▶ _DIRECTIONS_
Report each line of the data that includes the word "name".

▶ _RECORDS FOR THIS EXERCISE_
****************************************

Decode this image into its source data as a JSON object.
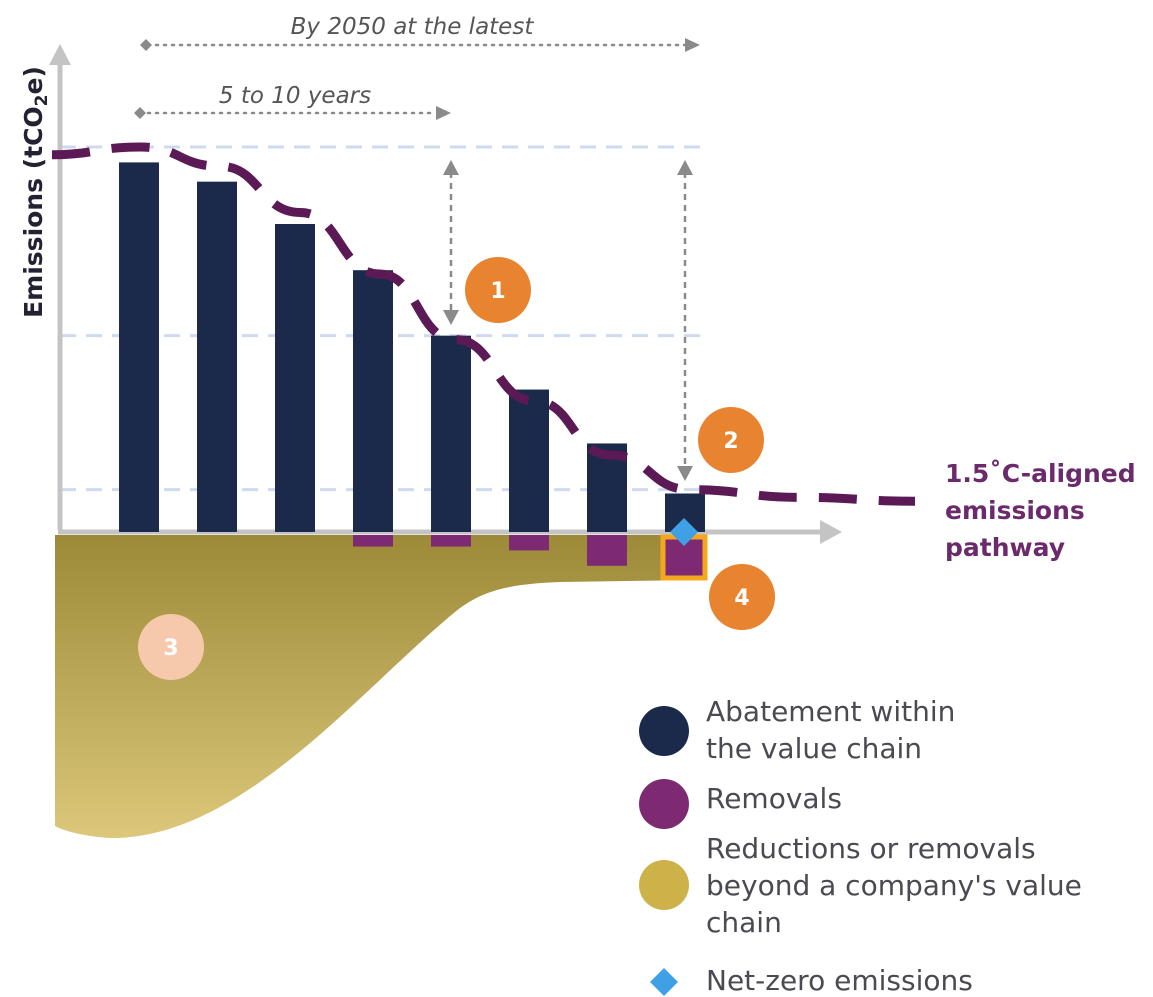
{
  "chart_data": {
    "type": "bar",
    "ylabel": "Emissions (tCO",
    "ylabel_sub": "2",
    "ylabel_end": "e)",
    "ylim": [
      -10,
      10
    ],
    "grid": "dashed reference lines at baseline, interim and final target levels",
    "series": [
      {
        "name": "Abatement within the value chain",
        "color": "#1b2a4a",
        "values": [
          9.6,
          9.1,
          8.0,
          6.8,
          5.1,
          3.7,
          2.3,
          1.0
        ]
      },
      {
        "name": "Removals",
        "color": "#7e2a72",
        "values": [
          0,
          0,
          0,
          -0.3,
          -0.3,
          -0.4,
          -0.8,
          -1.1
        ]
      }
    ],
    "pathway": {
      "label_line1": "1.5˚C-aligned",
      "label_line2": "emissions",
      "label_line3": "pathway",
      "color": "#5b1a55",
      "values": [
        9.8,
        10.0,
        9.5,
        8.3,
        6.7,
        5.0,
        3.4,
        2.0,
        1.1,
        0.9,
        0.8
      ]
    },
    "beyond_value_chain": {
      "name": "Reductions or removals beyond a company's value chain",
      "color_top": "#9c8a38",
      "color_bottom": "#dcc77a"
    },
    "net_zero_marker": {
      "name": "Net-zero emissions",
      "color": "#3fa0e6"
    },
    "annotations": {
      "timeline_long": "By 2050 at the latest",
      "timeline_short": "5 to 10 years"
    },
    "badges": [
      {
        "label": "1",
        "color": "#e88330"
      },
      {
        "label": "2",
        "color": "#e88330"
      },
      {
        "label": "3",
        "color": "#f6c9ad"
      },
      {
        "label": "4",
        "color": "#e88330"
      }
    ],
    "legend": [
      {
        "line1": "Abatement within",
        "line2": "the value chain",
        "line3": "",
        "color": "#1b2a4a",
        "shape": "circle"
      },
      {
        "line1": "Removals",
        "line2": "",
        "line3": "",
        "color": "#7e2a72",
        "shape": "circle"
      },
      {
        "line1": "Reductions or removals",
        "line2": "beyond a company's value",
        "line3": "chain",
        "color": "#cdb24a",
        "shape": "circle"
      },
      {
        "line1": "Net-zero emissions",
        "line2": "",
        "line3": "",
        "color": "#3fa0e6",
        "shape": "diamond"
      }
    ]
  }
}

****************************************

▶ _TASK RESULT_
        "name": "Abatement within the value chain",
        "name": "Removals",
      "name": "Reductions or removals beyond a company's value chain",
      "name": "Net-zero emissions",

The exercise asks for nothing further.